>>>

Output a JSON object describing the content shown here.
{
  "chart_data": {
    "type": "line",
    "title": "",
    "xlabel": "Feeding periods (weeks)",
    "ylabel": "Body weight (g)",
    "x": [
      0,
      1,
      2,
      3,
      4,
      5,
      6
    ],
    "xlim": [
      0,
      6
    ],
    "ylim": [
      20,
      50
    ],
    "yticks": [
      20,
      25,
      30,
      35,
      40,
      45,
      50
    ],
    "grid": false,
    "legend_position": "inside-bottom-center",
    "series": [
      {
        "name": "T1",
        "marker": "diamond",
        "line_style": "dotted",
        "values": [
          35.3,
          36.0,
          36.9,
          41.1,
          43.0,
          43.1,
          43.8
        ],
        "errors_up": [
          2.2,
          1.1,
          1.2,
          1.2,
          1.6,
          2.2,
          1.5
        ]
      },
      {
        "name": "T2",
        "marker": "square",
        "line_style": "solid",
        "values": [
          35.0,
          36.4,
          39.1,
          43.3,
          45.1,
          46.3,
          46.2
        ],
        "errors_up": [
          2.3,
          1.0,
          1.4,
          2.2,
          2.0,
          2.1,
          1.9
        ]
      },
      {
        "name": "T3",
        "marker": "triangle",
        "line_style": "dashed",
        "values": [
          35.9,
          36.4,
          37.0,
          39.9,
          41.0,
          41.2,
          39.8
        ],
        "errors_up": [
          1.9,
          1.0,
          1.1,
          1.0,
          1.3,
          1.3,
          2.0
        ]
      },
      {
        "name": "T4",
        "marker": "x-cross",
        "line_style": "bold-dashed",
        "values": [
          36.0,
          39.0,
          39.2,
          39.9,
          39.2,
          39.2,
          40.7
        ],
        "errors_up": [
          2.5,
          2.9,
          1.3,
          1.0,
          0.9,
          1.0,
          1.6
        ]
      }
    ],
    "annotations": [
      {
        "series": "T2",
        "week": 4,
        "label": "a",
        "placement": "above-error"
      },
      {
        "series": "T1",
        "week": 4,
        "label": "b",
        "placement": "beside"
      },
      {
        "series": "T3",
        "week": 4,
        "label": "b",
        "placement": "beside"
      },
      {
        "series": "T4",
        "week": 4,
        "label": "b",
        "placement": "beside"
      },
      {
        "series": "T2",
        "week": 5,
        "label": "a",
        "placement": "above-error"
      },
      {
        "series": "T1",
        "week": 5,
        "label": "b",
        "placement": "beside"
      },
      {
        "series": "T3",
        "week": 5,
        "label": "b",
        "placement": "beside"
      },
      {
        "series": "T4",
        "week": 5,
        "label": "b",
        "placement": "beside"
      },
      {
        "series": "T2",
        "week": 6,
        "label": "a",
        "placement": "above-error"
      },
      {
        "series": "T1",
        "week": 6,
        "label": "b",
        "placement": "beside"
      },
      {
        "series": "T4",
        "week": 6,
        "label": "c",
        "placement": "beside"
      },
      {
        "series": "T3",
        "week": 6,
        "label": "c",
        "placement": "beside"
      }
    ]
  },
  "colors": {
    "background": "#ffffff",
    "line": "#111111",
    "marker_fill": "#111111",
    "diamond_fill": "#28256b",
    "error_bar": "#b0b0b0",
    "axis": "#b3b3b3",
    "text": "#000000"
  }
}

<<<

# [Exercise]
Copy each line of the data above without altering a single character.

# [The response]
Output a JSON object describing the content shown here.
{
  "chart_data": {
    "type": "line",
    "title": "",
    "xlabel": "Feeding periods (weeks)",
    "ylabel": "Body weight (g)",
    "x": [
      0,
      1,
      2,
      3,
      4,
      5,
      6
    ],
    "xlim": [
      0,
      6
    ],
    "ylim": [
      20,
      50
    ],
    "yticks": [
      20,
      25,
      30,
      35,
      40,
      45,
      50
    ],
    "grid": false,
    "legend_position": "inside-bottom-center",
    "series": [
      {
        "name": "T1",
        "marker": "diamond",
        "line_style": "dotted",
        "values": [
          35.3,
          36.0,
          36.9,
          41.1,
          43.0,
          43.1,
          43.8
        ],
        "errors_up": [
          2.2,
          1.1,
          1.2,
          1.2,
          1.6,
          2.2,
          1.5
        ]
      },
      {
        "name": "T2",
        "marker": "square",
        "line_style": "solid",
        "values": [
          35.0,
          36.4,
          39.1,
          43.3,
          45.1,
          46.3,
          46.2
        ],
        "errors_up": [
          2.3,
          1.0,
          1.4,
          2.2,
          2.0,
          2.1,
          1.9
        ]
      },
      {
        "name": "T3",
        "marker": "triangle",
        "line_style": "dashed",
        "values": [
          35.9,
          36.4,
          37.0,
          39.9,
          41.0,
          41.2,
          39.8
        ],
        "errors_up": [
          1.9,
          1.0,
          1.1,
          1.0,
          1.3,
          1.3,
          2.0
        ]
      },
      {
        "name": "T4",
        "marker": "x-cross",
        "line_style": "bold-dashed",
        "values": [
          36.0,
          39.0,
          39.2,
          39.9,
          39.2,
          39.2,
          40.7
        ],
        "errors_up": [
          2.5,
          2.9,
          1.3,
          1.0,
          0.9,
          1.0,
          1.6
        ]
      }
    ],
    "annotations": [
      {
        "series": "T2",
        "week": 4,
        "label": "a",
        "placement": "above-error"
      },
      {
        "series": "T1",
        "week": 4,
        "label": "b",
        "placement": "beside"
      },
      {
        "series": "T3",
        "week": 4,
        "label": "b",
        "placement": "beside"
      },
      {
        "series": "T4",
        "week": 4,
        "label": "b",
        "placement": "beside"
      },
      {
        "series": "T2",
        "week": 5,
        "label": "a",
        "placement": "above-error"
      },
      {
        "series": "T1",
        "week": 5,
        "label": "b",
        "placement": "beside"
      },
      {
        "series": "T3",
        "week": 5,
        "label": "b",
        "placement": "beside"
      },
      {
        "series": "T4",
        "week": 5,
        "label": "b",
        "placement": "beside"
      },
      {
        "series": "T2",
        "week": 6,
        "label": "a",
        "placement": "above-error"
      },
      {
        "series": "T1",
        "week": 6,
        "label": "b",
        "placement": "beside"
      },
      {
        "series": "T4",
        "week": 6,
        "label": "c",
        "placement": "beside"
      },
      {
        "series": "T3",
        "week": 6,
        "label": "c",
        "placement": "beside"
      }
    ]
  },
  "colors": {
    "background": "#ffffff",
    "line": "#111111",
    "marker_fill": "#111111",
    "diamond_fill": "#28256b",
    "error_bar": "#b0b0b0",
    "axis": "#b3b3b3",
    "text": "#000000"
  }
}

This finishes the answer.